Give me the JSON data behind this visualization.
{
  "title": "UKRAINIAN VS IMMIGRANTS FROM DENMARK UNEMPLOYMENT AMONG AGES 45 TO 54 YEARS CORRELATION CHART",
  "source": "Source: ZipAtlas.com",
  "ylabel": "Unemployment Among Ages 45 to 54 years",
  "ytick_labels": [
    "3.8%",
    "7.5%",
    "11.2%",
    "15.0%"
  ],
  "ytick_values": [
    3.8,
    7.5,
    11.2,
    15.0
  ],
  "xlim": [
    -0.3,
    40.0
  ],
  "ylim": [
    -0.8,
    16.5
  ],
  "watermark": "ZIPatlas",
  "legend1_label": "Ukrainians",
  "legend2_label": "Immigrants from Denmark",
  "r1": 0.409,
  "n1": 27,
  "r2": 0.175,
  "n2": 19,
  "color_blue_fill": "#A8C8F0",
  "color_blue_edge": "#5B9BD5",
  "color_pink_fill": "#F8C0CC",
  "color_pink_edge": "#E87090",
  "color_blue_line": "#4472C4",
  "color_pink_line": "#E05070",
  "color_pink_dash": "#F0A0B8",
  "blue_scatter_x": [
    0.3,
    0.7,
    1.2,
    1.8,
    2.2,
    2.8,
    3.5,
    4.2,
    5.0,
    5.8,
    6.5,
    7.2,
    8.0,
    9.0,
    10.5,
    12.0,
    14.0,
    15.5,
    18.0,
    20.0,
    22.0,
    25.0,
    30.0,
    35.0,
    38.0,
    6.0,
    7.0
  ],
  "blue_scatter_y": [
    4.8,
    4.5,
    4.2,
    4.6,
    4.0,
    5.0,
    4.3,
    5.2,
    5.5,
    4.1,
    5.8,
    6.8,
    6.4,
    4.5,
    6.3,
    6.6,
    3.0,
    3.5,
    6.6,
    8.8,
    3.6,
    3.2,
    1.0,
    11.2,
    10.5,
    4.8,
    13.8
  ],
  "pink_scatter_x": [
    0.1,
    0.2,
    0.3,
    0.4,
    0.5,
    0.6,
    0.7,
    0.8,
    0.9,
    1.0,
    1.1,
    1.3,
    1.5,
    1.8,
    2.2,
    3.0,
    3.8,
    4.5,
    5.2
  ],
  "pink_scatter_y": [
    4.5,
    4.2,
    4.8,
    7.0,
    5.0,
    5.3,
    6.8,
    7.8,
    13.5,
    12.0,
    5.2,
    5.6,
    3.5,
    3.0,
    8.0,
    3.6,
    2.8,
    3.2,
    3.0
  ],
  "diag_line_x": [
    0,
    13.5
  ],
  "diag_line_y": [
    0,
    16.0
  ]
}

----

▸ STATED TASK
Produce an exact copy of the whole listing.

▸ COMPLETED TASK
Give me the JSON data behind this visualization.
{
  "title": "UKRAINIAN VS IMMIGRANTS FROM DENMARK UNEMPLOYMENT AMONG AGES 45 TO 54 YEARS CORRELATION CHART",
  "source": "Source: ZipAtlas.com",
  "ylabel": "Unemployment Among Ages 45 to 54 years",
  "ytick_labels": [
    "3.8%",
    "7.5%",
    "11.2%",
    "15.0%"
  ],
  "ytick_values": [
    3.8,
    7.5,
    11.2,
    15.0
  ],
  "xlim": [
    -0.3,
    40.0
  ],
  "ylim": [
    -0.8,
    16.5
  ],
  "watermark": "ZIPatlas",
  "legend1_label": "Ukrainians",
  "legend2_label": "Immigrants from Denmark",
  "r1": 0.409,
  "n1": 27,
  "r2": 0.175,
  "n2": 19,
  "color_blue_fill": "#A8C8F0",
  "color_blue_edge": "#5B9BD5",
  "color_pink_fill": "#F8C0CC",
  "color_pink_edge": "#E87090",
  "color_blue_line": "#4472C4",
  "color_pink_line": "#E05070",
  "color_pink_dash": "#F0A0B8",
  "blue_scatter_x": [
    0.3,
    0.7,
    1.2,
    1.8,
    2.2,
    2.8,
    3.5,
    4.2,
    5.0,
    5.8,
    6.5,
    7.2,
    8.0,
    9.0,
    10.5,
    12.0,
    14.0,
    15.5,
    18.0,
    20.0,
    22.0,
    25.0,
    30.0,
    35.0,
    38.0,
    6.0,
    7.0
  ],
  "blue_scatter_y": [
    4.8,
    4.5,
    4.2,
    4.6,
    4.0,
    5.0,
    4.3,
    5.2,
    5.5,
    4.1,
    5.8,
    6.8,
    6.4,
    4.5,
    6.3,
    6.6,
    3.0,
    3.5,
    6.6,
    8.8,
    3.6,
    3.2,
    1.0,
    11.2,
    10.5,
    4.8,
    13.8
  ],
  "pink_scatter_x": [
    0.1,
    0.2,
    0.3,
    0.4,
    0.5,
    0.6,
    0.7,
    0.8,
    0.9,
    1.0,
    1.1,
    1.3,
    1.5,
    1.8,
    2.2,
    3.0,
    3.8,
    4.5,
    5.2
  ],
  "pink_scatter_y": [
    4.5,
    4.2,
    4.8,
    7.0,
    5.0,
    5.3,
    6.8,
    7.8,
    13.5,
    12.0,
    5.2,
    5.6,
    3.5,
    3.0,
    8.0,
    3.6,
    2.8,
    3.2,
    3.0
  ],
  "diag_line_x": [
    0,
    13.5
  ],
  "diag_line_y": [
    0,
    16.0
  ]
}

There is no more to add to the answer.